Find each line containing the string "JSON". Copy it.

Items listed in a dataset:
☆ ☆ ☆ ☆

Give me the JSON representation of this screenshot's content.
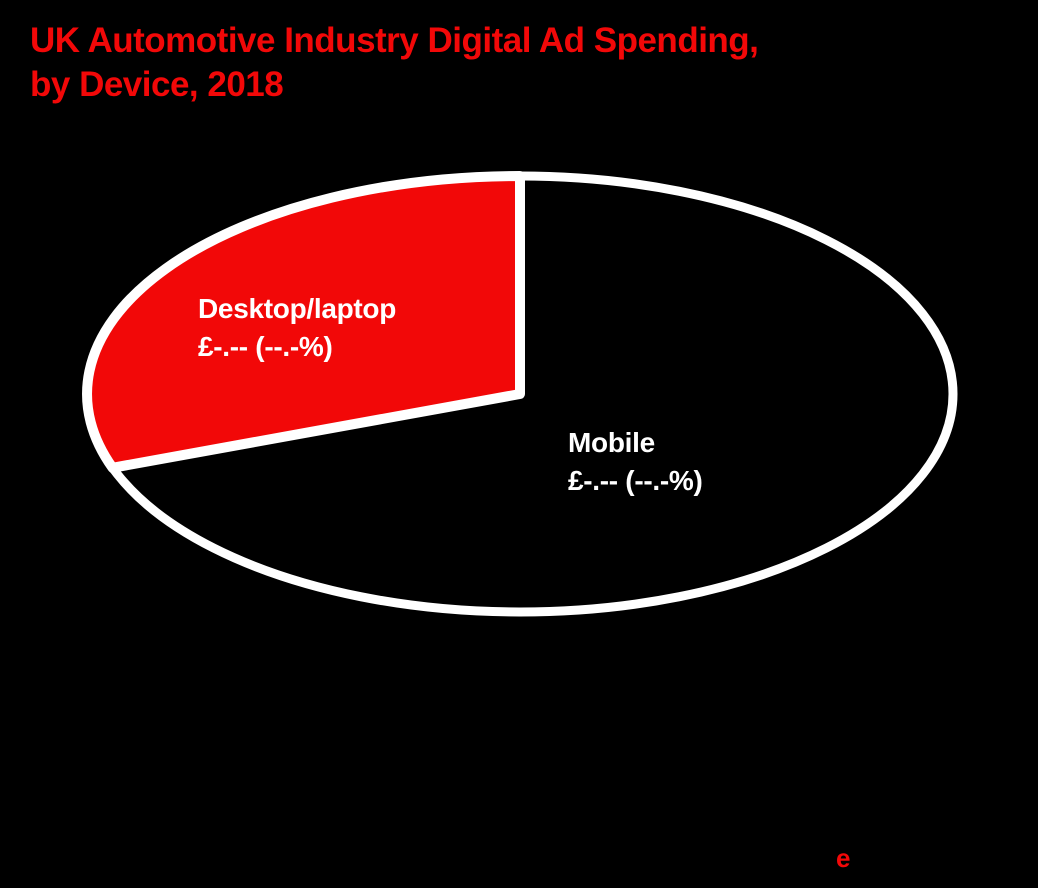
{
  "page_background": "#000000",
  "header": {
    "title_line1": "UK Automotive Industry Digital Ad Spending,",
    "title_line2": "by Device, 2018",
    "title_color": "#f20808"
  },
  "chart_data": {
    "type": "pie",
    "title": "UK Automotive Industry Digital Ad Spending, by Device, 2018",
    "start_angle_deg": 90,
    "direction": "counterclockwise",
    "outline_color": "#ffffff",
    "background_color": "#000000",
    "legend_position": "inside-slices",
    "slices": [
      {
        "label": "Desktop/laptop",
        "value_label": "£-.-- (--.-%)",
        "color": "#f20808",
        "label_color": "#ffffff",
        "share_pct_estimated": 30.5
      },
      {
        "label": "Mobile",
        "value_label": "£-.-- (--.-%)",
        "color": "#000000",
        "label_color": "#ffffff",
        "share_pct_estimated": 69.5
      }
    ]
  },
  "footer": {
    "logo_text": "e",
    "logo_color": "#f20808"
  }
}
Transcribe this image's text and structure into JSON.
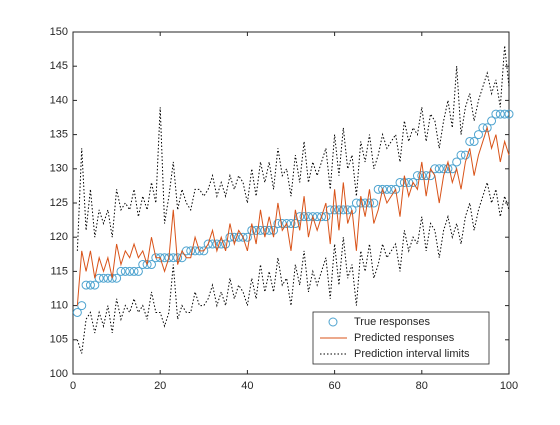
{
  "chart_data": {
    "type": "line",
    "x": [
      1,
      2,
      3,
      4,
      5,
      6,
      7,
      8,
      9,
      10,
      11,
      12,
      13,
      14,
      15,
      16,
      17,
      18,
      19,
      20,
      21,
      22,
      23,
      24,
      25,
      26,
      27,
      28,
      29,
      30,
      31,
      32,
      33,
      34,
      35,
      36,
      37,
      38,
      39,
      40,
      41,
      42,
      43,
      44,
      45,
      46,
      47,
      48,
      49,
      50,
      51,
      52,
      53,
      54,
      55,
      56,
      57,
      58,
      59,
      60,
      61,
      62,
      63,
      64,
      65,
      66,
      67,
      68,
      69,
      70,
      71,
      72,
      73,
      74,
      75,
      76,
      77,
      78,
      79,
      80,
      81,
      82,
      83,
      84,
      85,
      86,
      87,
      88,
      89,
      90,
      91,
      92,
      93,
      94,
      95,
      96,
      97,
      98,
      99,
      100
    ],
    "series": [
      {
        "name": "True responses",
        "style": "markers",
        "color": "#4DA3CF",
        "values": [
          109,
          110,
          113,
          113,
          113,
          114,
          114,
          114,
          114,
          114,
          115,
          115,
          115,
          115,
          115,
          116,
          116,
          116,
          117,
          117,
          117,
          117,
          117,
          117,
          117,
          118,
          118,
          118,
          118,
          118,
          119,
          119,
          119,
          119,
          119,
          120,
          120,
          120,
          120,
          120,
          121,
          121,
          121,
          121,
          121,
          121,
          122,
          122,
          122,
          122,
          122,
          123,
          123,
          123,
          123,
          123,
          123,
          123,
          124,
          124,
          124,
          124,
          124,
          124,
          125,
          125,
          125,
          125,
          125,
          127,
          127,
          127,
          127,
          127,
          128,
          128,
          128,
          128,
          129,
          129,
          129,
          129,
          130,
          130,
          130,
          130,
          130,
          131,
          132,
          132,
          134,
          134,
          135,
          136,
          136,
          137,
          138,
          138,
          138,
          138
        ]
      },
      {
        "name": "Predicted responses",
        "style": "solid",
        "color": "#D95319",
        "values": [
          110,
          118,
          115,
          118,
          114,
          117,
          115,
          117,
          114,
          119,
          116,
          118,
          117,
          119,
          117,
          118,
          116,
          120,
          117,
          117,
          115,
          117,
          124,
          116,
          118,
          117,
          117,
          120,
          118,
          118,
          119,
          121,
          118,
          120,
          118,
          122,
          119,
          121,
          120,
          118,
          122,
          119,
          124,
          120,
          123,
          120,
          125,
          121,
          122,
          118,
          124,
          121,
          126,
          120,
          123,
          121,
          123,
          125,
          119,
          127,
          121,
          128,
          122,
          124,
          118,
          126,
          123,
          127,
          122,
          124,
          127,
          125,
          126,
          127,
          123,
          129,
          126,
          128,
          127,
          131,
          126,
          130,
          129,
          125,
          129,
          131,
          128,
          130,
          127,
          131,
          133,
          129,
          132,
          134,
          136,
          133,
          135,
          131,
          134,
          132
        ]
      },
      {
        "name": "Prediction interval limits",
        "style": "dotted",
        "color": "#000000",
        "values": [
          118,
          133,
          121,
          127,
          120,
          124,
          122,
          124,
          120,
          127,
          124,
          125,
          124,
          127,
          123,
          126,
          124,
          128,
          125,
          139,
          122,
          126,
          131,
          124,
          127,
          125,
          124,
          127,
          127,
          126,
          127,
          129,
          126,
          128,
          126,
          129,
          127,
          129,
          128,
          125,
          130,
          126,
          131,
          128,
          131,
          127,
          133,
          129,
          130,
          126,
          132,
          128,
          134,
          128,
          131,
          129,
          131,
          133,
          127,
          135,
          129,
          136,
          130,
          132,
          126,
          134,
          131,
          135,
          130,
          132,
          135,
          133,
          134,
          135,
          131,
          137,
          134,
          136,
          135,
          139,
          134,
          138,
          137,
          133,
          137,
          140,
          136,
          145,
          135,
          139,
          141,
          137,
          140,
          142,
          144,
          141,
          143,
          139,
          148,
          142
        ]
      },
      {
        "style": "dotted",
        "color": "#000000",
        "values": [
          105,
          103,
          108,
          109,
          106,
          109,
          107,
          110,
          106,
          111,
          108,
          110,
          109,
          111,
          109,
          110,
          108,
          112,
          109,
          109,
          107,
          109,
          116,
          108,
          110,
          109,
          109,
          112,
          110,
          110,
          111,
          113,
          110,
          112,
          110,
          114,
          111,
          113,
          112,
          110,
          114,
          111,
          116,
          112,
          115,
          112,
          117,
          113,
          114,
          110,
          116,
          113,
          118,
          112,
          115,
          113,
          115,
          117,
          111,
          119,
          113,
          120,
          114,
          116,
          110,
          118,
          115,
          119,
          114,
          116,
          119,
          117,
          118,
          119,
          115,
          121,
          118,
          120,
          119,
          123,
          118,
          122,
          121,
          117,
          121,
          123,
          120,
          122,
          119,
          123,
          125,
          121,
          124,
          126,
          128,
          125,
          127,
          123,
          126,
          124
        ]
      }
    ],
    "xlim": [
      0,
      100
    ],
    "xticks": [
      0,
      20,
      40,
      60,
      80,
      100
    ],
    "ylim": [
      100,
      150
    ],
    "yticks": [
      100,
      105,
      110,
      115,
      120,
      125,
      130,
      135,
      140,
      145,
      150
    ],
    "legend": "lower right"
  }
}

☆ ☆ ☆ ☆

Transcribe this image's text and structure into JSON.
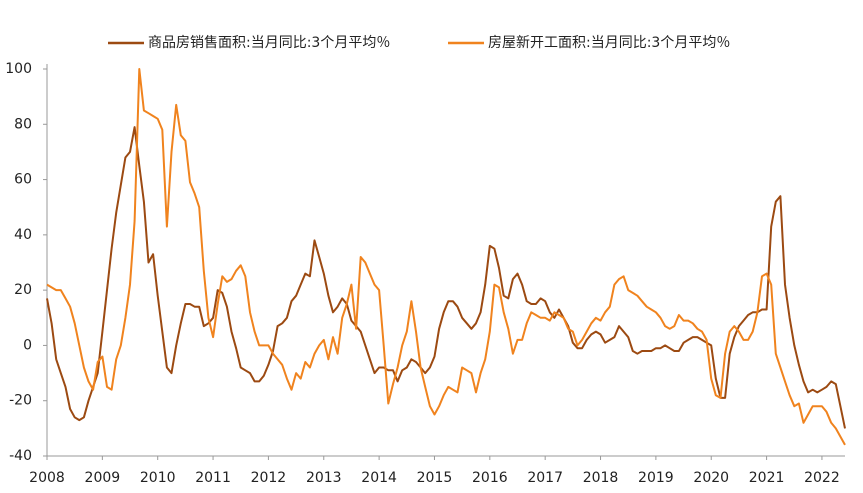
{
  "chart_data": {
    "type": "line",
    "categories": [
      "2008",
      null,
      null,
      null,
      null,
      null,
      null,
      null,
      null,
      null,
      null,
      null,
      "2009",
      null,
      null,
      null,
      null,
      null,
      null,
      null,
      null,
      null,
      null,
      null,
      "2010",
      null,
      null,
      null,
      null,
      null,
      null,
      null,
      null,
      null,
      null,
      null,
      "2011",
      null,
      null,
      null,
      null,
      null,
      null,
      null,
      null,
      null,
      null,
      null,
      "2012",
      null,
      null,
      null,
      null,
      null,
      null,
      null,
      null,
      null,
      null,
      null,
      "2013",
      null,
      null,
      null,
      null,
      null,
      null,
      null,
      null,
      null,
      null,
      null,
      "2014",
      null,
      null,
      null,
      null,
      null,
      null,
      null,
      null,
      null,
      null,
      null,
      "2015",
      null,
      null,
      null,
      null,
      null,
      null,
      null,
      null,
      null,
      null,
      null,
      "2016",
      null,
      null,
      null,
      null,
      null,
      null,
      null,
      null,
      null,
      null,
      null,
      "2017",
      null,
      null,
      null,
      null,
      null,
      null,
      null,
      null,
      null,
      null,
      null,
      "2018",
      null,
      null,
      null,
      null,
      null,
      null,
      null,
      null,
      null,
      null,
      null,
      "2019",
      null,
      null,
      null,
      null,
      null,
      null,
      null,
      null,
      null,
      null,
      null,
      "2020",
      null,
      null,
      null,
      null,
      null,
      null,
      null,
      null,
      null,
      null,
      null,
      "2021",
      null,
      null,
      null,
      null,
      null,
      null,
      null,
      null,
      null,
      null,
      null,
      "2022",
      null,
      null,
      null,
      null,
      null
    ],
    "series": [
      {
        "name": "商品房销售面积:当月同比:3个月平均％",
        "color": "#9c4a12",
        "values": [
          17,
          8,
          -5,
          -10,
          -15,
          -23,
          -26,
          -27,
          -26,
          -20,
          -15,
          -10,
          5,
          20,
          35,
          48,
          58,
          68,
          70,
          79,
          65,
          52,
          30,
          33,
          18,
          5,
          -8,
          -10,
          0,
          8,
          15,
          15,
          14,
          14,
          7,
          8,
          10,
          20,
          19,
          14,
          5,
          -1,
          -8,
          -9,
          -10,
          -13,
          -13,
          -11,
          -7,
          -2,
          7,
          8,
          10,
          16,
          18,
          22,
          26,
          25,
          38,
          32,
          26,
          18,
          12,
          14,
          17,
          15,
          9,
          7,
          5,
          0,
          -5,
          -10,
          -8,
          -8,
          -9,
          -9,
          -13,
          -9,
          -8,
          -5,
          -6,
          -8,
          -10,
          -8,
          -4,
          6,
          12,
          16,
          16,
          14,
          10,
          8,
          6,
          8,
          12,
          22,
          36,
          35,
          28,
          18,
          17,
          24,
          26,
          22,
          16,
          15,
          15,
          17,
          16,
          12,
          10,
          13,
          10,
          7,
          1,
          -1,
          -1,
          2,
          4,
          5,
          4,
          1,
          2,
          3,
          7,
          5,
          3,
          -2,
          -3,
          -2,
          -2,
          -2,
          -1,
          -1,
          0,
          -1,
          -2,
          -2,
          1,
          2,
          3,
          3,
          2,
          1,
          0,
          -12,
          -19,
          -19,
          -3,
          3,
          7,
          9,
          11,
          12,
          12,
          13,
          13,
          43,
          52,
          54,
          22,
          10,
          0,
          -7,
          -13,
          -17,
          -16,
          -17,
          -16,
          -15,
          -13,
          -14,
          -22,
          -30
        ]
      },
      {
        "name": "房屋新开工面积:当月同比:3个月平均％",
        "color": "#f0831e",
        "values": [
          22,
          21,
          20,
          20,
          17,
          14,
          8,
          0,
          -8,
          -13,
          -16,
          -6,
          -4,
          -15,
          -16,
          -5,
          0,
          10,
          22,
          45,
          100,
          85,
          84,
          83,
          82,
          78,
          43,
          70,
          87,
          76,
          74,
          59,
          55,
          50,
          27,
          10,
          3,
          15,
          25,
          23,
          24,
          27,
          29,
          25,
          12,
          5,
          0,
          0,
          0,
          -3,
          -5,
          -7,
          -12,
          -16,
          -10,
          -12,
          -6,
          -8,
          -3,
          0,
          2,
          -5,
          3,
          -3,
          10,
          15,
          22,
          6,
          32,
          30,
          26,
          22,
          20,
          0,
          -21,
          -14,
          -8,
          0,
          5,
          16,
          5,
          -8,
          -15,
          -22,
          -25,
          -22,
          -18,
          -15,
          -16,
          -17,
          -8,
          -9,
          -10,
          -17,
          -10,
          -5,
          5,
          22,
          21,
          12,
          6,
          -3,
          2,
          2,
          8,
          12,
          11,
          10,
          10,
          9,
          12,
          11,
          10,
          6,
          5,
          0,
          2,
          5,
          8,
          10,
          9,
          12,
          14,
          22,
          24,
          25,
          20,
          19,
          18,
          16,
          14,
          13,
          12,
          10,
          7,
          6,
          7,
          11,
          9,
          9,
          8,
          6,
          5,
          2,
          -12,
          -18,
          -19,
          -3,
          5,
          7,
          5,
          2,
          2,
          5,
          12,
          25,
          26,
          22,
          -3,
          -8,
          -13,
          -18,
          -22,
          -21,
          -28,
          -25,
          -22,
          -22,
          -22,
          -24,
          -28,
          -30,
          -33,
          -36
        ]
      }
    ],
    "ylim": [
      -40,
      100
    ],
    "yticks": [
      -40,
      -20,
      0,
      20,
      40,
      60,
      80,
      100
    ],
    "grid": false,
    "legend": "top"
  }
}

☆ ☆ ☆ ☆

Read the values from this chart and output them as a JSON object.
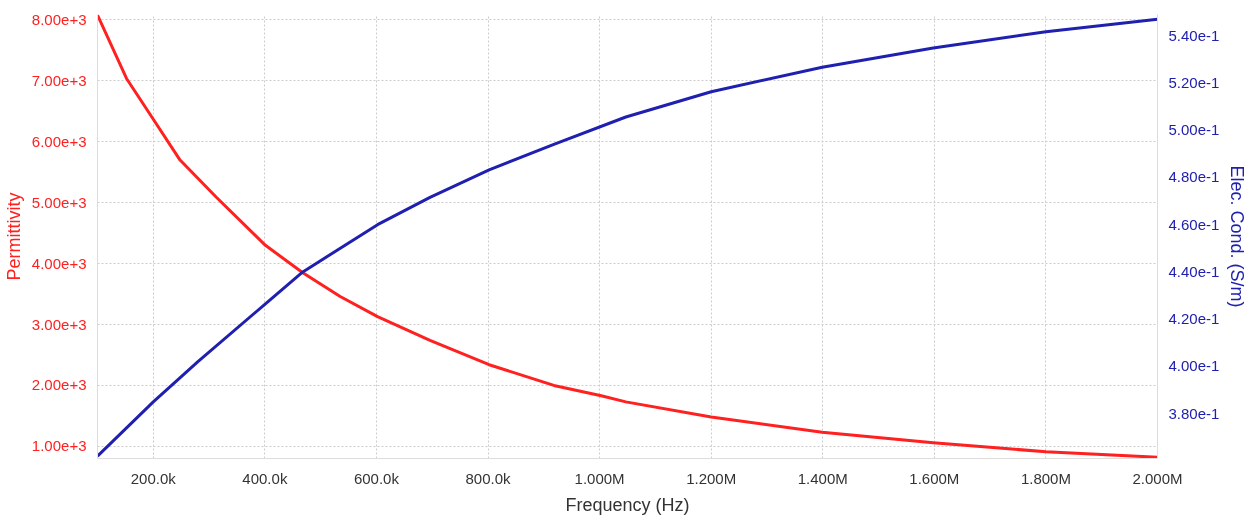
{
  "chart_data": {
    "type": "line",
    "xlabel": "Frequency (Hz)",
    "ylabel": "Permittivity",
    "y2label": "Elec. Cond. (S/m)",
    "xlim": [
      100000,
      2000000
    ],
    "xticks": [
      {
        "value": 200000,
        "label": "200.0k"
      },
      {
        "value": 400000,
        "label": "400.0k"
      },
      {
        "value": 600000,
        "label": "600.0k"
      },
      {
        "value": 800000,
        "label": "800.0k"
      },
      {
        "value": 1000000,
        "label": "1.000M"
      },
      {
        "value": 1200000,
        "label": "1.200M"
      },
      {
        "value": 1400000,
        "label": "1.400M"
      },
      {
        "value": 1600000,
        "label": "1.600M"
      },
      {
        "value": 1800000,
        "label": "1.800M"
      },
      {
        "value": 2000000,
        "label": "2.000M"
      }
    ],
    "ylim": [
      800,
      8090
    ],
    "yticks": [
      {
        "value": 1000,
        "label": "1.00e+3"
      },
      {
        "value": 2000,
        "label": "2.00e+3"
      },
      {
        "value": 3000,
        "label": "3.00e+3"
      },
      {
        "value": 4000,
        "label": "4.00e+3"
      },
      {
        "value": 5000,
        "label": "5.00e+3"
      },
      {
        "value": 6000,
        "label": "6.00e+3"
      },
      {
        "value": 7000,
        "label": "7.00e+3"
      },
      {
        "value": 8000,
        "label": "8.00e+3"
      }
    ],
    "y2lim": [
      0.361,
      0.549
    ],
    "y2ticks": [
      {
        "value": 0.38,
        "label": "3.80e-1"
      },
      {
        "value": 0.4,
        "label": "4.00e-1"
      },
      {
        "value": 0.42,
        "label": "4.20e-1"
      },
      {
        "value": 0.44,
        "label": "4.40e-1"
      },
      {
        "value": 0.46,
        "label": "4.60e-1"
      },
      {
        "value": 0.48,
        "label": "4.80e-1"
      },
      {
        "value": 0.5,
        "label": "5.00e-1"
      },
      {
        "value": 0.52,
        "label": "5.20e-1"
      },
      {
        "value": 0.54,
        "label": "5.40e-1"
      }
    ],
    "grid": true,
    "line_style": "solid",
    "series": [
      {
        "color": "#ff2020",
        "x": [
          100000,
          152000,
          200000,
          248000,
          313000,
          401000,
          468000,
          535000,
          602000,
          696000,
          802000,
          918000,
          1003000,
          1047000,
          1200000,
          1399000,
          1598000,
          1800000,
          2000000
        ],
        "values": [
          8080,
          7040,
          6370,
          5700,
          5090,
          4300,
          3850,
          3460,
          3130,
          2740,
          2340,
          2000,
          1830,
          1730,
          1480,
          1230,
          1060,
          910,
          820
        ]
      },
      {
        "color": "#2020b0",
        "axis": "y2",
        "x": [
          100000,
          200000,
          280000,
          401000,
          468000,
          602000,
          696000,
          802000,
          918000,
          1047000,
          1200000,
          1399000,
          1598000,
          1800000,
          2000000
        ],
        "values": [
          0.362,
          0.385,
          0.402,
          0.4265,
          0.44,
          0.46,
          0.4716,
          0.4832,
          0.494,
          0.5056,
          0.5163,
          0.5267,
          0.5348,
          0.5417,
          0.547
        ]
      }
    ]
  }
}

☆ ☆ ☆ ☆

| Solution |
Give me the JSON representation of this screenshot's content.
Transcribe this image's text and structure into JSON.
Transcribe this image's text and structure into JSON.
Read the values from this chart and output them as a JSON object.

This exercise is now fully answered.